(Stored data entries)
■ ■ ■ ■ ■

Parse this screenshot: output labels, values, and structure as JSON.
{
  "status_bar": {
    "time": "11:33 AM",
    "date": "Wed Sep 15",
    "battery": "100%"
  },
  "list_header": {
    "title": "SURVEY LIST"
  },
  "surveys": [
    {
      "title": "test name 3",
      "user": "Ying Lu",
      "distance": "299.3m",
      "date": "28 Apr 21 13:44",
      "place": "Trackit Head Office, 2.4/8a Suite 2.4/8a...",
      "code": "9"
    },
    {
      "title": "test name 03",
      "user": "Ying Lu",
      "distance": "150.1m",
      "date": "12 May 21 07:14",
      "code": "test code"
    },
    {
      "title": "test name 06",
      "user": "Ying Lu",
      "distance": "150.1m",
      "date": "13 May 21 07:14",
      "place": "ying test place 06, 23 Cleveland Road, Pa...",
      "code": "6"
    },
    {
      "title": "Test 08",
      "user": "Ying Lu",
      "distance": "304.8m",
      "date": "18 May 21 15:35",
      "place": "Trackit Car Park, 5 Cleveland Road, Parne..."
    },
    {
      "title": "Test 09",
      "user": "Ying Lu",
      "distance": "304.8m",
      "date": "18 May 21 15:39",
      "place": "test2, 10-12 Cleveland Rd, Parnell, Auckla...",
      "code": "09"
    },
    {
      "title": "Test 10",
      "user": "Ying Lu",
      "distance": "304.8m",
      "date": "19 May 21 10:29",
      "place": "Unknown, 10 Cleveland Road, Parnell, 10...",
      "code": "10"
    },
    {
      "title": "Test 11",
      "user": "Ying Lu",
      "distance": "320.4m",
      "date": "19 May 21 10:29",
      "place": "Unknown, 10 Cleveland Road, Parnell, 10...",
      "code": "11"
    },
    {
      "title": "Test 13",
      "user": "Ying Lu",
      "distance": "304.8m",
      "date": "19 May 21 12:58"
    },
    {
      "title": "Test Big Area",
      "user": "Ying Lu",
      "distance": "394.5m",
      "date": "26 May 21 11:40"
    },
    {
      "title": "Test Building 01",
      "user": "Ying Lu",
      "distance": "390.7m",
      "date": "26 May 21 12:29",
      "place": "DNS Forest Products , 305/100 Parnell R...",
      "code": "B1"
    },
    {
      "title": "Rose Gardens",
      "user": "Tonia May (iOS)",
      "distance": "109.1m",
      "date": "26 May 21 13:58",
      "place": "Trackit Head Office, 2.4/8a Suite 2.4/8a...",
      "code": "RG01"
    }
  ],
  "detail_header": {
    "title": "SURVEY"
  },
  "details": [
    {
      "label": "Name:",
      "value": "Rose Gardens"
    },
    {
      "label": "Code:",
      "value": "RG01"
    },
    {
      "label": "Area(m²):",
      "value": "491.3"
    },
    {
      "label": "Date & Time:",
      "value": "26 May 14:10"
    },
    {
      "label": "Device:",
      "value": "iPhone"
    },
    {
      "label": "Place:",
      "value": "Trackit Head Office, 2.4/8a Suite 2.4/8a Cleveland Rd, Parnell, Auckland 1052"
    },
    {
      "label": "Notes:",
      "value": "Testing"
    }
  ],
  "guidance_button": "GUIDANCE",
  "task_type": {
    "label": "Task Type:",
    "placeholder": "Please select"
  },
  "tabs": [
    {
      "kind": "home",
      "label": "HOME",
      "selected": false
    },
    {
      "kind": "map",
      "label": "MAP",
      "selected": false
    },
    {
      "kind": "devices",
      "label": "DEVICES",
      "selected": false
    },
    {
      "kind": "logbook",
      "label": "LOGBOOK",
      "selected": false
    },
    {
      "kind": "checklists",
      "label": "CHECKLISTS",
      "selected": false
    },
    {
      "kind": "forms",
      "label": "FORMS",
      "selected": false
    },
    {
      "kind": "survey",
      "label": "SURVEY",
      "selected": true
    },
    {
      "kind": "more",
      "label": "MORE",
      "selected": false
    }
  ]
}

■ ■ ■ ■ ■

Write out every entry again, keeping each line exactly the same.

Parse this screenshot: output labels, values, and structure as JSON.
{
  "status_bar": {
    "time": "11:33 AM",
    "date": "Wed Sep 15",
    "battery": "100%"
  },
  "list_header": {
    "title": "SURVEY LIST"
  },
  "surveys": [
    {
      "title": "test name 3",
      "user": "Ying Lu",
      "distance": "299.3m",
      "date": "28 Apr 21 13:44",
      "place": "Trackit Head Office, 2.4/8a Suite 2.4/8a...",
      "code": "9"
    },
    {
      "title": "test name 03",
      "user": "Ying Lu",
      "distance": "150.1m",
      "date": "12 May 21 07:14",
      "code": "test code"
    },
    {
      "title": "test name 06",
      "user": "Ying Lu",
      "distance": "150.1m",
      "date": "13 May 21 07:14",
      "place": "ying test place 06, 23 Cleveland Road, Pa...",
      "code": "6"
    },
    {
      "title": "Test 08",
      "user": "Ying Lu",
      "distance": "304.8m",
      "date": "18 May 21 15:35",
      "place": "Trackit Car Park, 5 Cleveland Road, Parne..."
    },
    {
      "title": "Test 09",
      "user": "Ying Lu",
      "distance": "304.8m",
      "date": "18 May 21 15:39",
      "place": "test2, 10-12 Cleveland Rd, Parnell, Auckla...",
      "code": "09"
    },
    {
      "title": "Test 10",
      "user": "Ying Lu",
      "distance": "304.8m",
      "date": "19 May 21 10:29",
      "place": "Unknown, 10 Cleveland Road, Parnell, 10...",
      "code": "10"
    },
    {
      "title": "Test 11",
      "user": "Ying Lu",
      "distance": "320.4m",
      "date": "19 May 21 10:29",
      "place": "Unknown, 10 Cleveland Road, Parnell, 10...",
      "code": "11"
    },
    {
      "title": "Test 13",
      "user": "Ying Lu",
      "distance": "304.8m",
      "date": "19 May 21 12:58"
    },
    {
      "title": "Test Big Area",
      "user": "Ying Lu",
      "distance": "394.5m",
      "date": "26 May 21 11:40"
    },
    {
      "title": "Test Building 01",
      "user": "Ying Lu",
      "distance": "390.7m",
      "date": "26 May 21 12:29",
      "place": "DNS Forest Products , 305/100 Parnell R...",
      "code": "B1"
    },
    {
      "title": "Rose Gardens",
      "user": "Tonia May (iOS)",
      "distance": "109.1m",
      "date": "26 May 21 13:58",
      "place": "Trackit Head Office, 2.4/8a Suite 2.4/8a...",
      "code": "RG01"
    }
  ],
  "detail_header": {
    "title": "SURVEY"
  },
  "details": [
    {
      "label": "Name:",
      "value": "Rose Gardens"
    },
    {
      "label": "Code:",
      "value": "RG01"
    },
    {
      "label": "Area(m²):",
      "value": "491.3"
    },
    {
      "label": "Date & Time:",
      "value": "26 May 14:10"
    },
    {
      "label": "Device:",
      "value": "iPhone"
    },
    {
      "label": "Place:",
      "value": "Trackit Head Office, 2.4/8a Suite 2.4/8a Cleveland Rd, Parnell, Auckland 1052"
    },
    {
      "label": "Notes:",
      "value": "Testing"
    }
  ],
  "guidance_button": "GUIDANCE",
  "task_type": {
    "label": "Task Type:",
    "placeholder": "Please select"
  },
  "tabs": [
    {
      "kind": "home",
      "label": "HOME",
      "selected": false
    },
    {
      "kind": "map",
      "label": "MAP",
      "selected": false
    },
    {
      "kind": "devices",
      "label": "DEVICES",
      "selected": false
    },
    {
      "kind": "logbook",
      "label": "LOGBOOK",
      "selected": false
    },
    {
      "kind": "checklists",
      "label": "CHECKLISTS",
      "selected": false
    },
    {
      "kind": "forms",
      "label": "FORMS",
      "selected": false
    },
    {
      "kind": "survey",
      "label": "SURVEY",
      "selected": true
    },
    {
      "kind": "more",
      "label": "MORE",
      "selected": false
    }
  ]
}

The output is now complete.